• [Task]: Reproduce all entries word for word.

• [Task inputs]:
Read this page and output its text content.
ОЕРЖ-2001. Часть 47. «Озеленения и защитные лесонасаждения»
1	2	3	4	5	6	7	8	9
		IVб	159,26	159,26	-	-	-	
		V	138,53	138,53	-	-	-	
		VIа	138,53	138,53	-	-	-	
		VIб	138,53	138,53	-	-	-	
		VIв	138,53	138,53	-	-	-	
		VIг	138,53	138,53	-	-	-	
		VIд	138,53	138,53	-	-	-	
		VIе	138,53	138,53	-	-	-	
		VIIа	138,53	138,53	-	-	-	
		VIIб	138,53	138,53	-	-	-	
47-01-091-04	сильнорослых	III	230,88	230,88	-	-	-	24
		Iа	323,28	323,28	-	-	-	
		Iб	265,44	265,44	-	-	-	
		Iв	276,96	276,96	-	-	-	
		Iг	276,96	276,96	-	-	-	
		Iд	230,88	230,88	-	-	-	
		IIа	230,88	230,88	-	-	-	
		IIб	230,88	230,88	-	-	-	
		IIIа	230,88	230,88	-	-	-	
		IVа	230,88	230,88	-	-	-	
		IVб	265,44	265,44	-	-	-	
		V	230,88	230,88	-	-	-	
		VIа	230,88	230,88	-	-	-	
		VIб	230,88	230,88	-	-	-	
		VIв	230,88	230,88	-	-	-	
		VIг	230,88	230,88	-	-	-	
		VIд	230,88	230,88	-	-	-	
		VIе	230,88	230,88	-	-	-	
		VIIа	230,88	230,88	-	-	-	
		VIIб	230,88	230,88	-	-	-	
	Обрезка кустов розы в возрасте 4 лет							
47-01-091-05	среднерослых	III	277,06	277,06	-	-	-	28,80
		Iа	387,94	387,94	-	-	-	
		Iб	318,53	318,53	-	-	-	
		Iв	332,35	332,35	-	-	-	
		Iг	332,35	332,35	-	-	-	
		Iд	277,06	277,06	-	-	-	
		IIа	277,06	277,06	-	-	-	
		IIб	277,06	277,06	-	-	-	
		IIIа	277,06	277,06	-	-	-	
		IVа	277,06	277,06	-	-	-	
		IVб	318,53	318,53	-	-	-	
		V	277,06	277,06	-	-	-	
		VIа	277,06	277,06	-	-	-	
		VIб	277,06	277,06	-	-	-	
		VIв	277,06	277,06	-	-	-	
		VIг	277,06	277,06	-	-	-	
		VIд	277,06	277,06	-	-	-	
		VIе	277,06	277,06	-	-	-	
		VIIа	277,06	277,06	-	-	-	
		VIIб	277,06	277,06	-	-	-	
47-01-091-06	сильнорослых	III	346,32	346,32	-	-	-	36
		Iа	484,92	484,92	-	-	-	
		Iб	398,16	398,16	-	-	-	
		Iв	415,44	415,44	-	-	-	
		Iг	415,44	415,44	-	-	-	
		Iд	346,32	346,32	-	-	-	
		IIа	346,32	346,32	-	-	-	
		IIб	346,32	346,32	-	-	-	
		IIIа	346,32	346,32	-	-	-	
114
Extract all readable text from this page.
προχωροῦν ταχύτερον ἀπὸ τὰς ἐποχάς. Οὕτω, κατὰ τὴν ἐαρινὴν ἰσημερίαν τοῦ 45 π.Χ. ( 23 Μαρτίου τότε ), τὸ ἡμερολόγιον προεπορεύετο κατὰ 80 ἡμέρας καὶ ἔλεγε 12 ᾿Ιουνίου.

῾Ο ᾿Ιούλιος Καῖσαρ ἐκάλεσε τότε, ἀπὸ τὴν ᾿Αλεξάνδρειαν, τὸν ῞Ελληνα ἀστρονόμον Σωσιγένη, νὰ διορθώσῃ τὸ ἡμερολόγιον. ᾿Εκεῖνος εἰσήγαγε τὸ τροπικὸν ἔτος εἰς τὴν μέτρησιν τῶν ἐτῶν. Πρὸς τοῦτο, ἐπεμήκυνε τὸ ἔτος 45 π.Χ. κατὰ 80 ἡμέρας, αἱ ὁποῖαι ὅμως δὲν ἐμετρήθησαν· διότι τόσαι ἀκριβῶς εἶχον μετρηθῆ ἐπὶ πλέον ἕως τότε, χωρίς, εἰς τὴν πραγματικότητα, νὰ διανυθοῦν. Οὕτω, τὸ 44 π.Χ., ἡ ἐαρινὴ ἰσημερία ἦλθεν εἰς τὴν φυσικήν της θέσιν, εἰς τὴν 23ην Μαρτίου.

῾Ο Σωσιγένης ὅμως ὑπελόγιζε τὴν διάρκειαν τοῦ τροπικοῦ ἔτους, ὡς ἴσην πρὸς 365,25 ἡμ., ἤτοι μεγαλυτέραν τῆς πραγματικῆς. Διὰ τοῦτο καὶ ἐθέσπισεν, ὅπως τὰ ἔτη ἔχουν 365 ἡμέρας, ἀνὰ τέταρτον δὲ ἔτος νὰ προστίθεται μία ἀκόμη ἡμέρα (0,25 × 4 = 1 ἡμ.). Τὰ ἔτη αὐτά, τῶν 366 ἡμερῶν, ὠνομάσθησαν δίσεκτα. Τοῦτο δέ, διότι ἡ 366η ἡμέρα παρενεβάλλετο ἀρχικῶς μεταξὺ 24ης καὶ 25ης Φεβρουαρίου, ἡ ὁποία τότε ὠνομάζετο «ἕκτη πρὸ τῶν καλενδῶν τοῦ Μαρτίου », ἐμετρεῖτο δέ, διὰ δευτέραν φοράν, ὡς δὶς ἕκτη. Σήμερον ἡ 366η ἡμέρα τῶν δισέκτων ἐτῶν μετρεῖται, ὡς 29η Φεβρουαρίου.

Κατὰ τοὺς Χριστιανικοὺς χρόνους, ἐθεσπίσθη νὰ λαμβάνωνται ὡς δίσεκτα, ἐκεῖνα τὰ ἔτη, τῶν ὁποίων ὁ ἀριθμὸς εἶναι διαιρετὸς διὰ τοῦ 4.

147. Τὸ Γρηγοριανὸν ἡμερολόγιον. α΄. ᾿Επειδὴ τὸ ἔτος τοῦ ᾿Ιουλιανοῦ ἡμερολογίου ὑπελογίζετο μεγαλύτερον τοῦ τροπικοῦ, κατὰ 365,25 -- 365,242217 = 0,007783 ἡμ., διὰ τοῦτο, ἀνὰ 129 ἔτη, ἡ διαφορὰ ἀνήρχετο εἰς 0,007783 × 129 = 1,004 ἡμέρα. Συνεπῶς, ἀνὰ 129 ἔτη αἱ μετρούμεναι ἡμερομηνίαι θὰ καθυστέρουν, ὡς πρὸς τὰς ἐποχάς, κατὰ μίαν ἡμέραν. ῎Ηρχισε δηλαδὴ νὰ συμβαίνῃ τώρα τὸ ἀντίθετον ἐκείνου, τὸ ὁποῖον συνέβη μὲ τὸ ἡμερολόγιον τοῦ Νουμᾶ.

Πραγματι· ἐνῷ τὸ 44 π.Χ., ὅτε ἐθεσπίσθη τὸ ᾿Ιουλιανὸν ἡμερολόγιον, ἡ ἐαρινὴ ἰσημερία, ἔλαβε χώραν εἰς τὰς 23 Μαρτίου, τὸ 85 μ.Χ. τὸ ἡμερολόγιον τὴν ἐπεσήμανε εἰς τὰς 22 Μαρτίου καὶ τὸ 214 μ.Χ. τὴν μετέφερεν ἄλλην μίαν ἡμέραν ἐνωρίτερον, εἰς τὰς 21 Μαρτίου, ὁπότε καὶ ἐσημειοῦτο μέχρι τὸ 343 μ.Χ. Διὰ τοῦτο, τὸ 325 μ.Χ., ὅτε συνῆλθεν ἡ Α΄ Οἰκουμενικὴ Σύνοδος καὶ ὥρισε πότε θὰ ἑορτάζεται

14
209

• [Solution to the exercise]:
Read this page and output its text content.
ОЕРЖ-2001. Часть 47. «Озеленения и защитные лесонасаждения»
1	2	3	4	5	6	7	8	9
		IVб	159,26	159,26	-	-	-	
		V	138,53	138,53	-	-	-	
		VIа	138,53	138,53	-	-	-	
		VIб	138,53	138,53	-	-	-	
		VIв	138,53	138,53	-	-	-	
		VIг	138,53	138,53	-	-	-	
		VIд	138,53	138,53	-	-	-	
		VIе	138,53	138,53	-	-	-	
		VIIа	138,53	138,53	-	-	-	
		VIIб	138,53	138,53	-	-	-	
47-01-091-04	сильнорослых	III	230,88	230,88	-	-	-	24
		Iа	323,28	323,28	-	-	-	
		Iб	265,44	265,44	-	-	-	
		Iв	276,96	276,96	-	-	-	
		Iг	276,96	276,96	-	-	-	
		Iд	230,88	230,88	-	-	-	
		IIа	230,88	230,88	-	-	-	
		IIб	230,88	230,88	-	-	-	
		IIIа	230,88	230,88	-	-	-	
		IVа	230,88	230,88	-	-	-	
		IVб	265,44	265,44	-	-	-	
		V	230,88	230,88	-	-	-	
		VIа	230,88	230,88	-	-	-	
		VIб	230,88	230,88	-	-	-	
		VIв	230,88	230,88	-	-	-	
		VIг	230,88	230,88	-	-	-	
		VIд	230,88	230,88	-	-	-	
		VIе	230,88	230,88	-	-	-	
		VIIа	230,88	230,88	-	-	-	
		VIIб	230,88	230,88	-	-	-	
	Обрезка кустов розы в возрасте 4 лет							
47-01-091-05	среднерослых	III	277,06	277,06	-	-	-	28,80
		Iа	387,94	387,94	-	-	-	
		Iб	318,53	318,53	-	-	-	
		Iв	332,35	332,35	-	-	-	
		Iг	332,35	332,35	-	-	-	
		Iд	277,06	277,06	-	-	-	
		IIа	277,06	277,06	-	-	-	
		IIб	277,06	277,06	-	-	-	
		IIIа	277,06	277,06	-	-	-	
		IVа	277,06	277,06	-	-	-	
		IVб	318,53	318,53	-	-	-	
		V	277,06	277,06	-	-	-	
		VIа	277,06	277,06	-	-	-	
		VIб	277,06	277,06	-	-	-	
		VIв	277,06	277,06	-	-	-	
		VIг	277,06	277,06	-	-	-	
		VIд	277,06	277,06	-	-	-	
		VIе	277,06	277,06	-	-	-	
		VIIа	277,06	277,06	-	-	-	
		VIIб	277,06	277,06	-	-	-	
47-01-091-06	сильнорослых	III	346,32	346,32	-	-	-	36
		Iа	484,92	484,92	-	-	-	
		Iб	398,16	398,16	-	-	-	
		Iв	415,44	415,44	-	-	-	
		Iг	415,44	415,44	-	-	-	
		Iд	346,32	346,32	-	-	-	
		IIа	346,32	346,32	-	-	-	
		IIб	346,32	346,32	-	-	-	
		IIIа	346,32	346,32	-	-	-	
114
Extract all readable text from this page.
προχωροῦν ταχύτερον ἀπὸ τὰς ἐποχάς. Οὕτω, κατὰ τὴν ἐαρινὴν ἰσημερίαν τοῦ 45 π.Χ. ( 23 Μαρτίου τότε ), τὸ ἡμερολόγιον προεπορεύετο κατὰ 80 ἡμέρας καὶ ἔλεγε 12 ᾿Ιουνίου.

῾Ο ᾿Ιούλιος Καῖσαρ ἐκάλεσε τότε, ἀπὸ τὴν ᾿Αλεξάνδρειαν, τὸν ῞Ελληνα ἀστρονόμον Σωσιγένη, νὰ διορθώσῃ τὸ ἡμερολόγιον. ᾿Εκεῖνος εἰσήγαγε τὸ τροπικὸν ἔτος εἰς τὴν μέτρησιν τῶν ἐτῶν. Πρὸς τοῦτο, ἐπεμήκυνε τὸ ἔτος 45 π.Χ. κατὰ 80 ἡμέρας, αἱ ὁποῖαι ὅμως δὲν ἐμετρήθησαν· διότι τόσαι ἀκριβῶς εἶχον μετρηθῆ ἐπὶ πλέον ἕως τότε, χωρίς, εἰς τὴν πραγματικότητα, νὰ διανυθοῦν. Οὕτω, τὸ 44 π.Χ., ἡ ἐαρινὴ ἰσημερία ἦλθεν εἰς τὴν φυσικήν της θέσιν, εἰς τὴν 23ην Μαρτίου.

῾Ο Σωσιγένης ὅμως ὑπελόγιζε τὴν διάρκειαν τοῦ τροπικοῦ ἔτους, ὡς ἴσην πρὸς 365,25 ἡμ., ἤτοι μεγαλυτέραν τῆς πραγματικῆς. Διὰ τοῦτο καὶ ἐθέσπισεν, ὅπως τὰ ἔτη ἔχουν 365 ἡμέρας, ἀνὰ τέταρτον δὲ ἔτος νὰ προστίθεται μία ἀκόμη ἡμέρα (0,25 × 4 = 1 ἡμ.). Τὰ ἔτη αὐτά, τῶν 366 ἡμερῶν, ὠνομάσθησαν δίσεκτα. Τοῦτο δέ, διότι ἡ 366η ἡμέρα παρενεβάλλετο ἀρχικῶς μεταξὺ 24ης καὶ 25ης Φεβρουαρίου, ἡ ὁποία τότε ὠνομάζετο «ἕκτη πρὸ τῶν καλενδῶν τοῦ Μαρτίου », ἐμετρεῖτο δέ, διὰ δευτέραν φοράν, ὡς δὶς ἕκτη. Σήμερον ἡ 366η ἡμέρα τῶν δισέκτων ἐτῶν μετρεῖται, ὡς 29η Φεβρουαρίου.

Κατὰ τοὺς Χριστιανικοὺς χρόνους, ἐθεσπίσθη νὰ λαμβάνωνται ὡς δίσεκτα, ἐκεῖνα τὰ ἔτη, τῶν ὁποίων ὁ ἀριθμὸς εἶναι διαιρετὸς διὰ τοῦ 4.

147. Τὸ Γρηγοριανὸν ἡμερολόγιον. α΄. ᾿Επειδὴ τὸ ἔτος τοῦ ᾿Ιουλιανοῦ ἡμερολογίου ὑπελογίζετο μεγαλύτερον τοῦ τροπικοῦ, κατὰ 365,25 -- 365,242217 = 0,007783 ἡμ., διὰ τοῦτο, ἀνὰ 129 ἔτη, ἡ διαφορὰ ἀνήρχετο εἰς 0,007783 × 129 = 1,004 ἡμέρα. Συνεπῶς, ἀνὰ 129 ἔτη αἱ μετρούμεναι ἡμερομηνίαι θὰ καθυστέρουν, ὡς πρὸς τὰς ἐποχάς, κατὰ μίαν ἡμέραν. ῎Ηρχισε δηλαδὴ νὰ συμβαίνῃ τώρα τὸ ἀντίθετον ἐκείνου, τὸ ὁποῖον συνέβη μὲ τὸ ἡμερολόγιον τοῦ Νουμᾶ.

Πραγματι· ἐνῷ τὸ 44 π.Χ., ὅτε ἐθεσπίσθη τὸ ᾿Ιουλιανὸν ἡμερολόγιον, ἡ ἐαρινὴ ἰσημερία, ἔλαβε χώραν εἰς τὰς 23 Μαρτίου, τὸ 85 μ.Χ. τὸ ἡμερολόγιον τὴν ἐπεσήμανε εἰς τὰς 22 Μαρτίου καὶ τὸ 214 μ.Χ. τὴν μετέφερεν ἄλλην μίαν ἡμέραν ἐνωρίτερον, εἰς τὰς 21 Μαρτίου, ὁπότε καὶ ἐσημειοῦτο μέχρι τὸ 343 μ.Χ. Διὰ τοῦτο, τὸ 325 μ.Χ., ὅτε συνῆλθεν ἡ Α΄ Οἰκουμενικὴ Σύνοδος καὶ ὥρισε πότε θὰ ἑορτάζεται

14
209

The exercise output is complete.